---------- DATA FOR THIS EXERCISE ----------

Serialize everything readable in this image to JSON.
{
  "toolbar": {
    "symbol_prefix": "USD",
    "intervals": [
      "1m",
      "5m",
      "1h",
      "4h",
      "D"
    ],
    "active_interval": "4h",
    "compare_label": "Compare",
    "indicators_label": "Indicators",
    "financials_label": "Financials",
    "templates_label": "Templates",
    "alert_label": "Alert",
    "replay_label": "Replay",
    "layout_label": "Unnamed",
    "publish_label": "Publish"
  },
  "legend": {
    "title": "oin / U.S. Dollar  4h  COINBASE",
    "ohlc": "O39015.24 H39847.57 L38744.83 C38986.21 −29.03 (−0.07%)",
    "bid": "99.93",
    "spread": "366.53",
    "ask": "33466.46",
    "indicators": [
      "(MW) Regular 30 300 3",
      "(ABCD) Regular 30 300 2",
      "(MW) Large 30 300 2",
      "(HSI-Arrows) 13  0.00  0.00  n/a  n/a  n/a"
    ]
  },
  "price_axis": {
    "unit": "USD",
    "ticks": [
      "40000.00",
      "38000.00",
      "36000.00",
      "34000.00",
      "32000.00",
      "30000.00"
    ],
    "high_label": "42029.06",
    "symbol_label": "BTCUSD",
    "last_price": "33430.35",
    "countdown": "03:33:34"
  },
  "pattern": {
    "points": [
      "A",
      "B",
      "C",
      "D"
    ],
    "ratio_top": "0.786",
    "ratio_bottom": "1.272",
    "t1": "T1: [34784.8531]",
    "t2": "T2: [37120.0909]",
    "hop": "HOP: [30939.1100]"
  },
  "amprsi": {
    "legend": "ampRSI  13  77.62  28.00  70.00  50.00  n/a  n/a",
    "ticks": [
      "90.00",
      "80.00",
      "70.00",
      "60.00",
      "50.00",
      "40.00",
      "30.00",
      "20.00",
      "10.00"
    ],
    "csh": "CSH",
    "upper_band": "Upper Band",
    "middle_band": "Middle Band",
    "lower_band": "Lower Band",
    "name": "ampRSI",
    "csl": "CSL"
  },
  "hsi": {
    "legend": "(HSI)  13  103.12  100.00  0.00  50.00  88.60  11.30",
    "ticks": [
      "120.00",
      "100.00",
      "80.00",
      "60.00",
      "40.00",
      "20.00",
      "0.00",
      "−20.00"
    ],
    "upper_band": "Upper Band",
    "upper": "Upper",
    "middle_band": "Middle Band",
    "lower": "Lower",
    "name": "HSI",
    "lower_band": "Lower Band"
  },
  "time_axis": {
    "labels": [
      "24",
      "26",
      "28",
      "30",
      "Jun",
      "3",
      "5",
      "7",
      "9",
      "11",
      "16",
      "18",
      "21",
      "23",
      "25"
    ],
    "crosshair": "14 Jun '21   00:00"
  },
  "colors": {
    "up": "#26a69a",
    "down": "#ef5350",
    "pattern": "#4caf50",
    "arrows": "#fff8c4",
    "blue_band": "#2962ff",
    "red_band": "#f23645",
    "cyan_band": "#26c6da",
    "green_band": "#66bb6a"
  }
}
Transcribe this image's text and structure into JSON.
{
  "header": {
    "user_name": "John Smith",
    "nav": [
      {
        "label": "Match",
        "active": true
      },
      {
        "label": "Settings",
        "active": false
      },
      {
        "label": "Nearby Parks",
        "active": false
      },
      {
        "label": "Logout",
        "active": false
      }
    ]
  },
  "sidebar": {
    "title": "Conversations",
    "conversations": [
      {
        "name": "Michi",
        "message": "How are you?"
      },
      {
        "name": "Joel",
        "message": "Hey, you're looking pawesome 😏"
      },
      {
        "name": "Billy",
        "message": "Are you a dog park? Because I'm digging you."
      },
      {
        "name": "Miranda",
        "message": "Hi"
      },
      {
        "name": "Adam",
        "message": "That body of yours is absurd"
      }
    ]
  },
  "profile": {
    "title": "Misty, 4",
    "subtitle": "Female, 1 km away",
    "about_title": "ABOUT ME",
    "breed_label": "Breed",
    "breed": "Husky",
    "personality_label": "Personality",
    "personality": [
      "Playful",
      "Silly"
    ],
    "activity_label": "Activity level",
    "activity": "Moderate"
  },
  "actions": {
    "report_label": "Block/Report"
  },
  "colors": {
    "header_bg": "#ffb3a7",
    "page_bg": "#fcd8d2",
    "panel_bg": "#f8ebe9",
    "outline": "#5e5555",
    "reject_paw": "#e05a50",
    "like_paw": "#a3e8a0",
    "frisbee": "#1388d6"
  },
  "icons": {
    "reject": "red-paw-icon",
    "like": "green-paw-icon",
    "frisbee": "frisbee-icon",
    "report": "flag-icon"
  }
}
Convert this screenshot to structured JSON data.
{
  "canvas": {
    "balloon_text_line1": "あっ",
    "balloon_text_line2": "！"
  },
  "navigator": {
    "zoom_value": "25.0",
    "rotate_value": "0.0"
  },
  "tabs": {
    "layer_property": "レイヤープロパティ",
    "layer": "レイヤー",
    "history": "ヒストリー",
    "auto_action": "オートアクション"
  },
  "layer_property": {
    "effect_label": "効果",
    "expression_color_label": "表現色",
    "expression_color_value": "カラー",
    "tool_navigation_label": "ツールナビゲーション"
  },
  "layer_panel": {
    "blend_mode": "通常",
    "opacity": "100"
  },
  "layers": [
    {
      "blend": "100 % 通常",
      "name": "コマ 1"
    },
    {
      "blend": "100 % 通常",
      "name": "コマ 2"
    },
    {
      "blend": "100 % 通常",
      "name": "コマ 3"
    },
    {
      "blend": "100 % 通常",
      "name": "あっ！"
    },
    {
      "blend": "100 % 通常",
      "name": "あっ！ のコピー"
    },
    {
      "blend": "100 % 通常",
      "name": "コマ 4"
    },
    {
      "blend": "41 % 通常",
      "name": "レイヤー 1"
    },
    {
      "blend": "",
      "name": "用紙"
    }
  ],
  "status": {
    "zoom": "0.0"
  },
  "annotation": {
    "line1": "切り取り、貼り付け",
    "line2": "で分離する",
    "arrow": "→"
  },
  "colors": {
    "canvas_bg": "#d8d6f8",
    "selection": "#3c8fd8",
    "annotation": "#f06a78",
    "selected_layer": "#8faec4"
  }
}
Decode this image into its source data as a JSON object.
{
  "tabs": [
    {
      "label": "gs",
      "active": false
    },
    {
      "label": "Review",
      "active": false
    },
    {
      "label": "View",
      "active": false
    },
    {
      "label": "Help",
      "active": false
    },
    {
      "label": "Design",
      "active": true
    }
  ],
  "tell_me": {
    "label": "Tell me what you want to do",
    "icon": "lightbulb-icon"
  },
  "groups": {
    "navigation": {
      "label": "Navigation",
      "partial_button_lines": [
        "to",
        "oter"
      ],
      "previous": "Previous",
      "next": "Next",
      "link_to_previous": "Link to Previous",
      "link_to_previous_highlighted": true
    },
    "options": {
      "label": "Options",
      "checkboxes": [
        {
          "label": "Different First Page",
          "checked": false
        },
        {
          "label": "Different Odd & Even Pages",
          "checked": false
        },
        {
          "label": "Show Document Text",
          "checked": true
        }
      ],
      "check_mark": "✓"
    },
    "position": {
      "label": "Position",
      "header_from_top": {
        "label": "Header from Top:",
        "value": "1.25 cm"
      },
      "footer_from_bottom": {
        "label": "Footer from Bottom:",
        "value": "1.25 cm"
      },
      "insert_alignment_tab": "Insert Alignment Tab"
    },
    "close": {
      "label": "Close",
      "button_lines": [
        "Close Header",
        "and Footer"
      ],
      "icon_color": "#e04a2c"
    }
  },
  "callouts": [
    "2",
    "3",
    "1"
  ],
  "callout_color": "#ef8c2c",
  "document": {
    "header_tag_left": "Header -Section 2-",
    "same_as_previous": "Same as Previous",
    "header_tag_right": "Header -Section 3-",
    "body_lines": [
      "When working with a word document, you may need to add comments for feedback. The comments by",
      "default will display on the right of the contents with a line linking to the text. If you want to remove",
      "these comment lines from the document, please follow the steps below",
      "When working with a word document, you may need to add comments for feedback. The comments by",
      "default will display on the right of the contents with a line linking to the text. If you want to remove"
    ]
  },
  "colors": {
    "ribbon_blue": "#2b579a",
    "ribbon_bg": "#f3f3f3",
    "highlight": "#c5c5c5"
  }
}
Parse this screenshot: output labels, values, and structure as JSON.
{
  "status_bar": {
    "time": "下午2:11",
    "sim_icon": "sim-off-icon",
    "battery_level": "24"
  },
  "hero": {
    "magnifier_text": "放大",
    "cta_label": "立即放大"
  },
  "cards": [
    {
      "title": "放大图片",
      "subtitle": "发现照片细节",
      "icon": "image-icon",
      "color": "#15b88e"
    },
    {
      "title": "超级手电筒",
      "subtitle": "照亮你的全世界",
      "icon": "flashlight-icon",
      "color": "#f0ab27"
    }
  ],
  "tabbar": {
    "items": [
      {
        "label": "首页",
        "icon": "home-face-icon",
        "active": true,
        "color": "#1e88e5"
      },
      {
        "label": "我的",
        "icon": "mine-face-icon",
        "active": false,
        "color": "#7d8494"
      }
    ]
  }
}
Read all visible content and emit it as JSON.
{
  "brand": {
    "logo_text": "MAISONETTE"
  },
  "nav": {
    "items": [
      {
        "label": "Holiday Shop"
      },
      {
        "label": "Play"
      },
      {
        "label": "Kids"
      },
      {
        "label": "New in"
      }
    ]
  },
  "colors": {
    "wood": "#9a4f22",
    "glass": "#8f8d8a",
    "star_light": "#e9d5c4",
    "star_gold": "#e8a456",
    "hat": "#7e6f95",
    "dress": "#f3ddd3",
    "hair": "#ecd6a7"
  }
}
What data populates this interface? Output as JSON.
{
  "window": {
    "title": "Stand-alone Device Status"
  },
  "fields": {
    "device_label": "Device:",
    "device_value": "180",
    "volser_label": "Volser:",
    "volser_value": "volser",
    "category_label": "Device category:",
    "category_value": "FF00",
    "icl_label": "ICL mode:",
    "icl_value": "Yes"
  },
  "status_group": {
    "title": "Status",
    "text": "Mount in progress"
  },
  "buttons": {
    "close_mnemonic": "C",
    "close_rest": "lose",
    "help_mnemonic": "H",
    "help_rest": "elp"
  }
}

----------

▸ **WRITTEN EXERCISE**:
Scan the lines for the string "want". Pick out every line that has it.

▸ **THE COMPLETED TASK**:
    "label": "Tell me what you want to do",
      "default will display on the right of the contents with a line linking to the text. If you want to remove",
      "default will display on the right of the contents with a line linking to the text. If you want to remove"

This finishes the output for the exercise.